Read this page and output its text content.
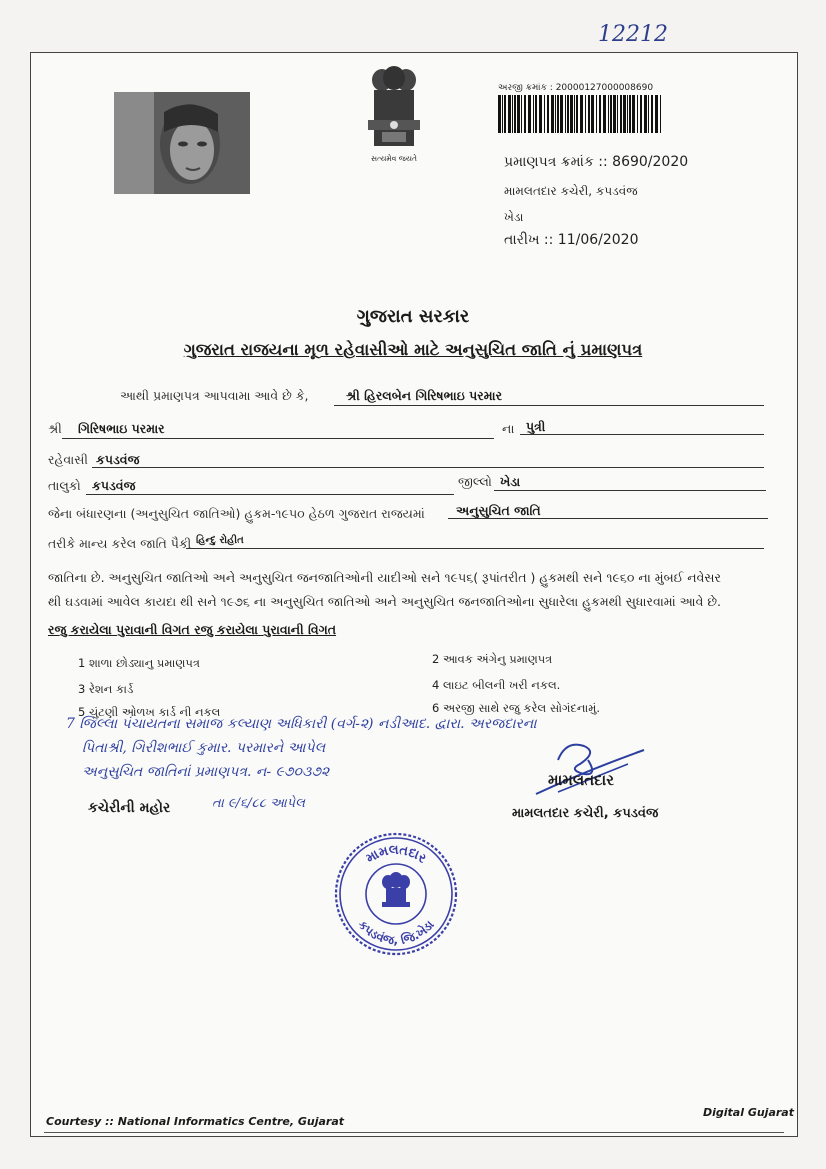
12212
સત્યમેવ જયતે
અરજી ક્રમાંક : 20000127000008690
પ્રમાણપત્ર ક્રમાંક :: 8690/2020
મામલતદાર કચેરી, કપડવંજ
ખેડા
તારીખ :: 11/06/2020
ગુજરાત સરકાર
ગુજરાત રાજયના મૂળ રહેવાસીઓ માટે અનુસુચિત જાતિ નું પ્રમાણપત્ર
આથી પ્રમાણપત્ર આપવામા આવે છે કે,	શ્રી હિરલબેન ગિરિષભાઇ પરમાર
શ્રી ગિરિષભાઇ પરમાર	ના પુત્રી
રહેવાસી કપડવંજ
તાલુકો કપડવંજ	જીલ્લો ખેડા
જેના બંધારણના (અનુસુચિત જાતિઓ) હુકમ-૧૯૫૦ હેઠળ ગુજરાત રાજયમાં અનુસુચિત જાતિ
તરીકે માન્ય કરેલ જાતિ પૈકી હિન્દુ રોહીત
જાતિના છે. અનુસુચિત જાતિઓ અને અનુસુચિત જનજાતિઓની યાદીઓ સને ૧૯૫૬( રૂપાંતરીત ) હુકમથી સને ૧૯૬૦ ના મુંબઈ નવેસર
થી ઘડવામાં આવેલ કાયદા થી સને ૧૯૭૬ ના અનુસુચિત જાતિઓ અને અનુસુચિત જનજાતિઓના સુધારેલા હુકમથી સુધારવામાં આવે છે.
રજુ કરાયેલા પુરાવાની વિગત રજુ કરાયેલા પુરાવાની વિગત
1 શાળા છોડ્યાનુ પ્રમાણપત્ર	2 આવક અંગેનુ પ્રમાણપત્ર
3 રેશન કાર્ડ	4 લાઇટ બીલની ખરી નકલ.
5 ચુંટણી ઓળખ કાર્ડ ની નકલ	6 અરજી સાથે રજુ કરેલ સોગંદનામું.
7 જિલ્લા પંચાયતના સમાજ કલ્યાણ અધિકારી (વર્ગ-૨) નડીઆદ. દ્વારા. અરજદારના
પિતાશ્રી, ગિરીશભાઈ કુમાર. પરમારને આપેલ
અનુસુચિત જાતિનાં પ્રમાણપત્ર. ન- ૯૭૦૩૭૨
તા ૯/૬/૮૮ આપેલ
કચેરીની મહોર
મામલતદાર
મામલતદાર કચેરી, કપડવંજ
મામલતદાર
કપડવંજ, જિ.ખેડા
Courtesy :: National Informatics Centre, Gujarat
Digital Gujarat
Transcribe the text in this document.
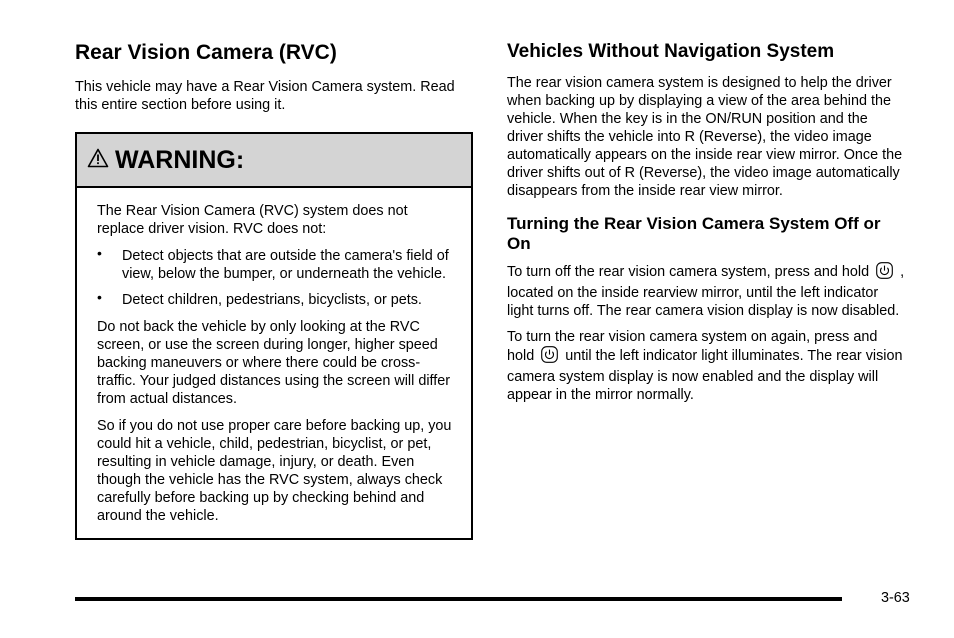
Rear Vision Camera (RVC)

This vehicle may have a Rear Vision Camera system. Read this entire section before using it.

WARNING:

The Rear Vision Camera (RVC) system does not replace driver vision. RVC does not:

• Detect objects that are outside the camera's field of view, below the bumper, or underneath the vehicle.
• Detect children, pedestrians, bicyclists, or pets.

Do not back the vehicle by only looking at the RVC screen, or use the screen during longer, higher speed backing maneuvers or where there could be cross-traffic. Your judged distances using the screen will differ from actual distances.

So if you do not use proper care before backing up, you could hit a vehicle, child, pedestrian, bicyclist, or pet, resulting in vehicle damage, injury, or death. Even though the vehicle has the RVC system, always check carefully before backing up by checking behind and around the vehicle.

Vehicles Without Navigation System

The rear vision camera system is designed to help the driver when backing up by displaying a view of the area behind the vehicle. When the key is in the ON/RUN position and the driver shifts the vehicle into R (Reverse), the video image automatically appears on the inside rear view mirror. Once the driver shifts out of R (Reverse), the video image automatically disappears from the inside rear view mirror.

Turning the Rear Vision Camera System Off or On

To turn off the rear vision camera system, press and hold , located on the inside rearview mirror, until the left indicator light turns off. The rear camera vision display is now disabled.

To turn the rear vision camera system on again, press and hold until the left indicator light illuminates. The rear vision camera system display is now enabled and the display will appear in the mirror normally.

3-63
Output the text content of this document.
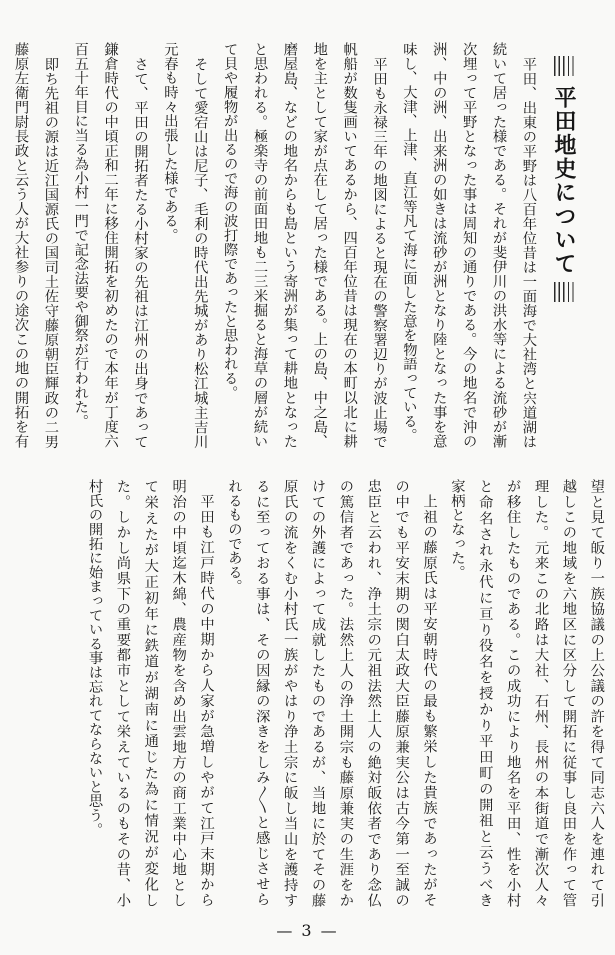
平田地史について
平田、出東の平野は八百年位昔は一面海で大社湾と宍道湖は
続いて居った様である。それが斐伊川の洪水等による流砂が漸
次埋って平野となった事は周知の通りである。今の地名で沖の
洲、中の洲、出来洲の如きは流砂が洲となり陸となった事を意
味し、大津、上津、直江等凡て海に面した意を物語っている。
平田も永禄三年の地図によると現在の警察署辺りが波止場で
帆船が数隻画いてあるから、四百年位昔は現在の本町以北に耕
地を主として家が点在して居った様である。上の島、中之島、
磨屋島、などの地名からも島という寄洲が集って耕地となった
と思われる。極楽寺の前面田地も二三米掘ると海草の層が続い
て貝や履物が出るので海の波打際であったと思われる。
そして愛宕山は尼子、毛利の時代出先城があり松江城主吉川
元春も時々出張した様である。
さて、平田の開拓者たる小村家の先祖は江州の出身であって
鎌倉時代の中頃正和二年に移住開拓を初めたので本年が丁度六
百五十年目に当る為小村一門で記念法要や御祭が行われた。
即ち先祖の源は近江国源氏の国司土佐守藤原朝臣輝政の二男
藤原左衛門尉長政と云う人が大社参りの途次この地の開拓を有
望と見て皈り一族協議の上公議の許を得て同志六人を連れて引
越しこの地域を六地区に区分して開拓に従事し良田を作って管
理した。元来この北路は大社、石州、長州の本街道で漸次人々
が移住したものである。この成功により地名を平田、性を小村
と命名され永代に亘り役名を授かり平田町の開祖と云うべき
家柄となった。
上祖の藤原氏は平安朝時代の最も繁栄した貴族であったがそ
の中でも平安末期の関白太政大臣藤原兼実公は古今第一至誠の
忠臣と云われ、浄土宗の元祖法然上人の絶対皈依者であり念仏
の篤信者であった。法然上人の浄土開宗も藤原兼実の生涯をか
けての外護によって成就したものであるが、当地に於てその藤
原氏の流をくむ小村氏一族がやはり浄土宗に皈し当山を護持す
るに至っておる事は、その因縁の深きをしみ〳〵と感じさせら
れるものである。
平田も江戸時代の中期から人家が急増しやがて江戸末期から
明治の中頃迄木綿、農産物を含め出雲地方の商工業中心地とし
て栄えたが大正初年に鉄道が湖南に通じた為に情況が変化し
た。しかし尚県下の重要都市として栄えているのもその昔、小
村氏の開拓に始まっている事は忘れてならないと思う。
— 3 —
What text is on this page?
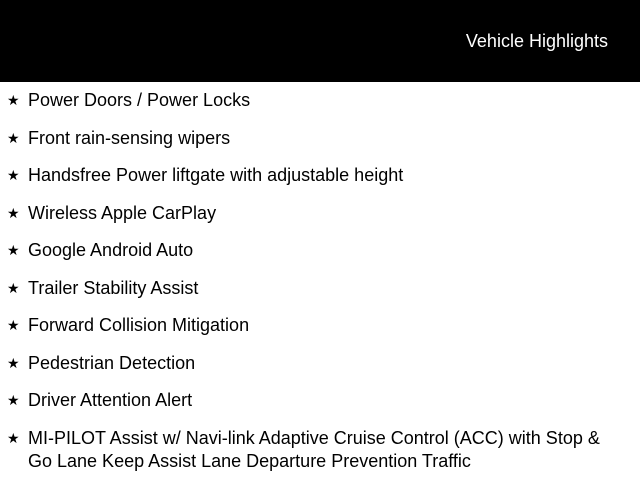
Vehicle Highlights
★ Power Doors / Power Locks
★ Front rain-sensing wipers
★ Handsfree Power liftgate with adjustable height
★ Wireless Apple CarPlay
★ Google Android Auto
★ Trailer Stability Assist
★ Forward Collision Mitigation
★ Pedestrian Detection
★ Driver Attention Alert
★ MI-PILOT Assist w/ Navi-link Adaptive Cruise Control (ACC) with Stop & Go Lane Keep Assist Lane Departure Prevention Traffic
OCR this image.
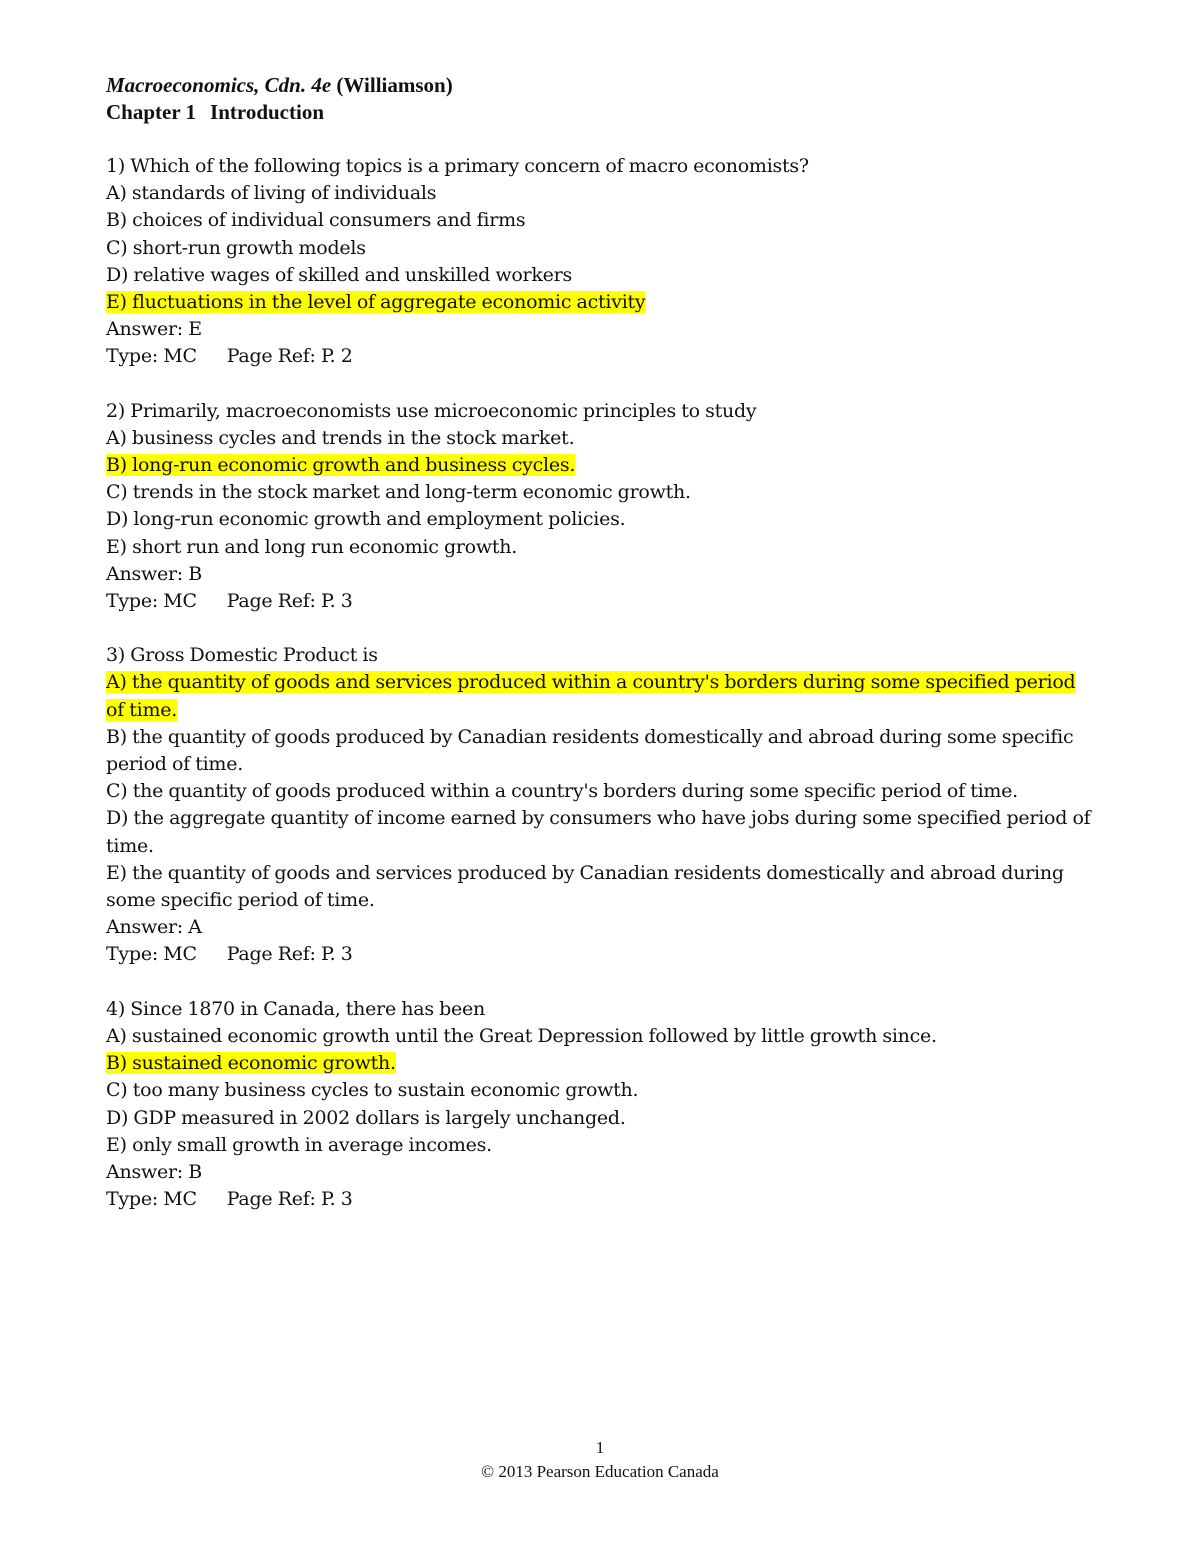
Macroeconomics, Cdn. 4e (Williamson)
Chapter 1 Introduction
1) Which of the following topics is a primary concern of macro economists?
A) standards of living of individuals
B) choices of individual consumers and firms
C) short-run growth models
D) relative wages of skilled and unskilled workers
E) fluctuations in the level of aggregate economic activity
Answer: E
Type: MC Page Ref: P. 2
2) Primarily, macroeconomists use microeconomic principles to study
A) business cycles and trends in the stock market.
B) long-run economic growth and business cycles.
C) trends in the stock market and long-term economic growth.
D) long-run economic growth and employment policies.
E) short run and long run economic growth.
Answer: B
Type: MC Page Ref: P. 3
3) Gross Domestic Product is
A) the quantity of goods and services produced within a country's borders during some specified period of time.
B) the quantity of goods produced by Canadian residents domestically and abroad during some specific period of time.
C) the quantity of goods produced within a country's borders during some specific period of time.
D) the aggregate quantity of income earned by consumers who have jobs during some specified period of time.
E) the quantity of goods and services produced by Canadian residents domestically and abroad during some specific period of time.
Answer: A
Type: MC Page Ref: P. 3
4) Since 1870 in Canada, there has been
A) sustained economic growth until the Great Depression followed by little growth since.
B) sustained economic growth.
C) too many business cycles to sustain economic growth.
D) GDP measured in 2002 dollars is largely unchanged.
E) only small growth in average incomes.
Answer: B
Type: MC Page Ref: P. 3
1
© 2013 Pearson Education Canada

++++++

◆ PROBLEM TO SOLVE ◆
Check every line of the data, and copy the ones that contain "inside".

◆ IN RESPONSE ◆
The rear vision camera system is designed to help the driver when backing up by displaying a view of the area behind the vehicle. When the key is in the ON/RUN position and the driver shifts the vehicle into R (Reverse), the video image automatically appears on the inside rear view mirror. Once the driver shifts out of R (Reverse), the video image automatically disappears from the inside rear view mirror.
To turn off the rear vision camera system, press and hold , located on the inside rearview mirror, until the left indicator light turns off. The rear camera vision display is now disabled.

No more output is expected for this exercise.